ИСХОДНЫЕ ДАННЫЕ >>
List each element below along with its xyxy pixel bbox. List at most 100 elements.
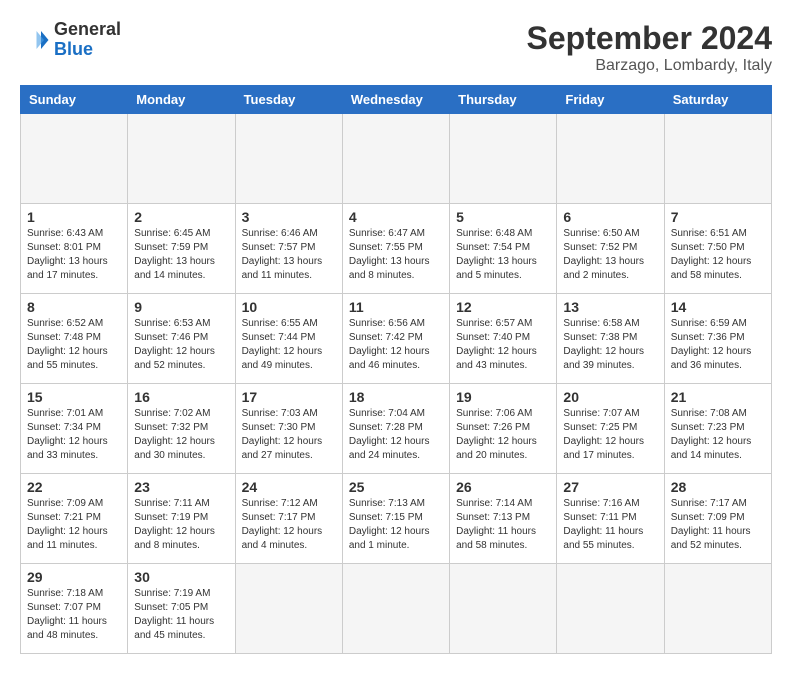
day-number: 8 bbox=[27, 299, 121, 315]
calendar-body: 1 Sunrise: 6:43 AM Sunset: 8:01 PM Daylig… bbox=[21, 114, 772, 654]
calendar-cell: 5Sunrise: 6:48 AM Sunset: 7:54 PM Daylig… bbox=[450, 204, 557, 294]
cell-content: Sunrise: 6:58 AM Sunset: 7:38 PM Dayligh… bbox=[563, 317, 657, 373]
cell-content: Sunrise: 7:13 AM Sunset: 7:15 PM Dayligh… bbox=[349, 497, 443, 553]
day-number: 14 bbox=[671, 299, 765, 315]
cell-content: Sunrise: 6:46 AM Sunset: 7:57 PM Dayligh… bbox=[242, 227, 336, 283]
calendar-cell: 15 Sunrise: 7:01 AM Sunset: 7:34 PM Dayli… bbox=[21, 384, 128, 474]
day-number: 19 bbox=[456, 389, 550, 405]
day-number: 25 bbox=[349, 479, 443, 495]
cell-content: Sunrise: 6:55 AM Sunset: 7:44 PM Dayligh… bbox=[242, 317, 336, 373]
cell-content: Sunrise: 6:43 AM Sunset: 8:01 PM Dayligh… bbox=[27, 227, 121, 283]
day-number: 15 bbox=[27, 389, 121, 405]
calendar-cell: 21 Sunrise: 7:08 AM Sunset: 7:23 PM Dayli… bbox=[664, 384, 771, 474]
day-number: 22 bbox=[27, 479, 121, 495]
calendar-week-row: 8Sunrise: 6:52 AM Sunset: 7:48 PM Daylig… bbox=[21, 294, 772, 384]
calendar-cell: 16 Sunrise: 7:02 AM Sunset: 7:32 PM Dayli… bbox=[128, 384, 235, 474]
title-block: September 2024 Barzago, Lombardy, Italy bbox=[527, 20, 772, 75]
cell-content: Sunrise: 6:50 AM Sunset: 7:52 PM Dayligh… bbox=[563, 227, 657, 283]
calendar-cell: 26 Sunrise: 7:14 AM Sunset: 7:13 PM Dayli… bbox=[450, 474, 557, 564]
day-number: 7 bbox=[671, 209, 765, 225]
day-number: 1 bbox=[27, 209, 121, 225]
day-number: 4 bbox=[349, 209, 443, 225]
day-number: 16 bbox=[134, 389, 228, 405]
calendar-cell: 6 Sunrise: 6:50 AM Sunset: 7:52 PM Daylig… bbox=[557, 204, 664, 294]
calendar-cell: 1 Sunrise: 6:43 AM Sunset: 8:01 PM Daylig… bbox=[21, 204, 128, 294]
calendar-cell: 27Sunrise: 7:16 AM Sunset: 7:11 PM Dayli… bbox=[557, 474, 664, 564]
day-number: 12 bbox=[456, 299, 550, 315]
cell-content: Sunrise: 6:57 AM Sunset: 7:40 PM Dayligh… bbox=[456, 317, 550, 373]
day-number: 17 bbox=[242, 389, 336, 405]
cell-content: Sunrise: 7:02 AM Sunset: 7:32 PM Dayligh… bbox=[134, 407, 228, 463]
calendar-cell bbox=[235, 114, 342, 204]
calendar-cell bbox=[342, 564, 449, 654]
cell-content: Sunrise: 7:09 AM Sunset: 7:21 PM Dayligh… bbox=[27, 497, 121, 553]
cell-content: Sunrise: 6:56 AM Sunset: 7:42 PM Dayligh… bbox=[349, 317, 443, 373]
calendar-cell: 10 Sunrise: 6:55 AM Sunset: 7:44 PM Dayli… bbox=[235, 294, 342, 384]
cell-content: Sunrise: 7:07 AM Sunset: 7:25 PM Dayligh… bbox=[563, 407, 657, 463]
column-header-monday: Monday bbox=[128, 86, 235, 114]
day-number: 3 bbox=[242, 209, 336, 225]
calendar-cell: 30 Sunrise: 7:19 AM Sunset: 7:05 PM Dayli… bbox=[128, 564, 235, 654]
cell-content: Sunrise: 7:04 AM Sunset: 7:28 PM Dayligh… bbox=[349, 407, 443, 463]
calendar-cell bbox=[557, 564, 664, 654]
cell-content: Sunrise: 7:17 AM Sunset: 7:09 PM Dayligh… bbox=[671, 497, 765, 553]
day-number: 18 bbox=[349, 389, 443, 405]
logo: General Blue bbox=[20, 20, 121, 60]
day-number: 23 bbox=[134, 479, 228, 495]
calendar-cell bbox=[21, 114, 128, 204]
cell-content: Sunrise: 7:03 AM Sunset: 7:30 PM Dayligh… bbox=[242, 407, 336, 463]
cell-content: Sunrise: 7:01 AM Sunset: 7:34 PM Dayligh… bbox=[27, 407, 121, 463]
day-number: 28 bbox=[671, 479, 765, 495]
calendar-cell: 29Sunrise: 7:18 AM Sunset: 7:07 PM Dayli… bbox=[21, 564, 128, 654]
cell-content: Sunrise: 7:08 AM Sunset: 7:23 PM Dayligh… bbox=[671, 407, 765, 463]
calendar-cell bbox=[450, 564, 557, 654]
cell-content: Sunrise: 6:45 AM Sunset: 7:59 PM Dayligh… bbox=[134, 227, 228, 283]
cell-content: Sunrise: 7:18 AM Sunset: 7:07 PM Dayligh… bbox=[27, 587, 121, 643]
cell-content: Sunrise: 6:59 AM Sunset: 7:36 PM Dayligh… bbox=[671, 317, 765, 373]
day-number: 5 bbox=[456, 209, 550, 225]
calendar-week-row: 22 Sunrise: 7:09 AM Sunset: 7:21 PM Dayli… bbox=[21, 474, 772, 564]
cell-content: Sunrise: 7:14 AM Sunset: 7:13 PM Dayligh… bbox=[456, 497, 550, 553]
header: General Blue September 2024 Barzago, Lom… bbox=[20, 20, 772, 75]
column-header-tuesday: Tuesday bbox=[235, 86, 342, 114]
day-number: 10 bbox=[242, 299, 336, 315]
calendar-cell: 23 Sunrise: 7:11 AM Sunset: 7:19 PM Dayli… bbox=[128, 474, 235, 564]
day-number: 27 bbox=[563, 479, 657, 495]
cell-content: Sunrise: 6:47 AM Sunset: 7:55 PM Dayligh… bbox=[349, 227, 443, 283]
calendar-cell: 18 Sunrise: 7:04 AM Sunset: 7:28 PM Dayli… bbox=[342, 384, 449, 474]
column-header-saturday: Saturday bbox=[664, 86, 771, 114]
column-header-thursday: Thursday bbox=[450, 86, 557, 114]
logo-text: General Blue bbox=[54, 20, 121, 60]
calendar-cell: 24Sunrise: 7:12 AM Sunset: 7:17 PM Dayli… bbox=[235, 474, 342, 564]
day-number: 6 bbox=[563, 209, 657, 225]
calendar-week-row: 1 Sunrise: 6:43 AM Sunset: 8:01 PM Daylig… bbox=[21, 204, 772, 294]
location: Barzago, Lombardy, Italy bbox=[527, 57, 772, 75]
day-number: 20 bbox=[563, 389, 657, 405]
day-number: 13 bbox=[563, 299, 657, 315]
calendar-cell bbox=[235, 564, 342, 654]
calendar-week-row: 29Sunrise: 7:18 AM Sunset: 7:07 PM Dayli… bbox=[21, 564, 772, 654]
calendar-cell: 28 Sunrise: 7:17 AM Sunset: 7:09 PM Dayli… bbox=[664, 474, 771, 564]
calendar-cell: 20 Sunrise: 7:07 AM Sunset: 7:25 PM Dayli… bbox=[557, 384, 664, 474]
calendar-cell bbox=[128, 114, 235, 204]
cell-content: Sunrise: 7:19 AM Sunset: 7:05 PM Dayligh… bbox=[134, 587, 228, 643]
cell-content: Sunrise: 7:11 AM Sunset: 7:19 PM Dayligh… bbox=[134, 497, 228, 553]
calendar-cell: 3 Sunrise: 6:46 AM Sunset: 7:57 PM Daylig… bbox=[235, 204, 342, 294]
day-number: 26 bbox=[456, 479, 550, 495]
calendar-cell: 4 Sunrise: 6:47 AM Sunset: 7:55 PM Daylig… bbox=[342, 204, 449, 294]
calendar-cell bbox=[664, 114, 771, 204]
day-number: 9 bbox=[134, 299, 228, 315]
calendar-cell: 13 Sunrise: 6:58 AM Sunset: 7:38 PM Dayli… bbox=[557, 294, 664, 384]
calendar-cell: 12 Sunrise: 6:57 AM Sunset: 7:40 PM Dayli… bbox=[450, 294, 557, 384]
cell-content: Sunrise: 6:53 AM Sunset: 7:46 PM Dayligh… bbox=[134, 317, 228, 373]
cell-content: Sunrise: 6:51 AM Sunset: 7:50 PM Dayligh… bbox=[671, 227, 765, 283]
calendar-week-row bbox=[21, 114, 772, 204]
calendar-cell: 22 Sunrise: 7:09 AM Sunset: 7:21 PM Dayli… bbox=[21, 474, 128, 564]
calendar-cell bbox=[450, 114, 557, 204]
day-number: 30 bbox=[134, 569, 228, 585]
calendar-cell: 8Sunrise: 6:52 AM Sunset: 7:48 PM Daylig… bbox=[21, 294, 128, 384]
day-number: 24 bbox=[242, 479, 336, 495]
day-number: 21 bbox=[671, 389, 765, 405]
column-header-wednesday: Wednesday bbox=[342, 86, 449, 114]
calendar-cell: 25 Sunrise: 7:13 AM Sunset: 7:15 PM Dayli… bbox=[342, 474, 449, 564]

ЗАДАНИЕ >>
Оформите в виде JSON-списка строки выше, от строки с «day-number: 8 bbox=[27, 299, 121, 315]» до строки с «day-number: 25 bbox=[349, 479, 443, 495]» включительно. Каждой строке должен соответствовать один элемент списка, пустые строки пропустите.

РЕЗУЛЬТАТ ВЫПОЛНЕНИЯ >>
[
  "day-number: 8 bbox=[27, 299, 121, 315]",
  "calendar-body: 1 Sunrise: 6:43 AM Sunset: 8:01 PM Daylig… bbox=[21, 114, 772, 654]",
  "calendar-cell: 5Sunrise: 6:48 AM Sunset: 7:54 PM Daylig… bbox=[450, 204, 557, 294]",
  "cell-content: Sunrise: 6:58 AM Sunset: 7:38 PM Dayligh… bbox=[563, 317, 657, 373]",
  "cell-content: Sunrise: 7:13 AM Sunset: 7:15 PM Dayligh… bbox=[349, 497, 443, 553]",
  "day-number: 14 bbox=[671, 299, 765, 315]",
  "cell-content: Sunrise: 6:46 AM Sunset: 7:57 PM Dayligh… bbox=[242, 227, 336, 283]",
  "calendar-cell: 15 Sunrise: 7:01 AM Sunset: 7:34 PM Dayli… bbox=[21, 384, 128, 474]",
  "day-number: 19 bbox=[456, 389, 550, 405]",
  "day-number: 25 bbox=[349, 479, 443, 495]"
]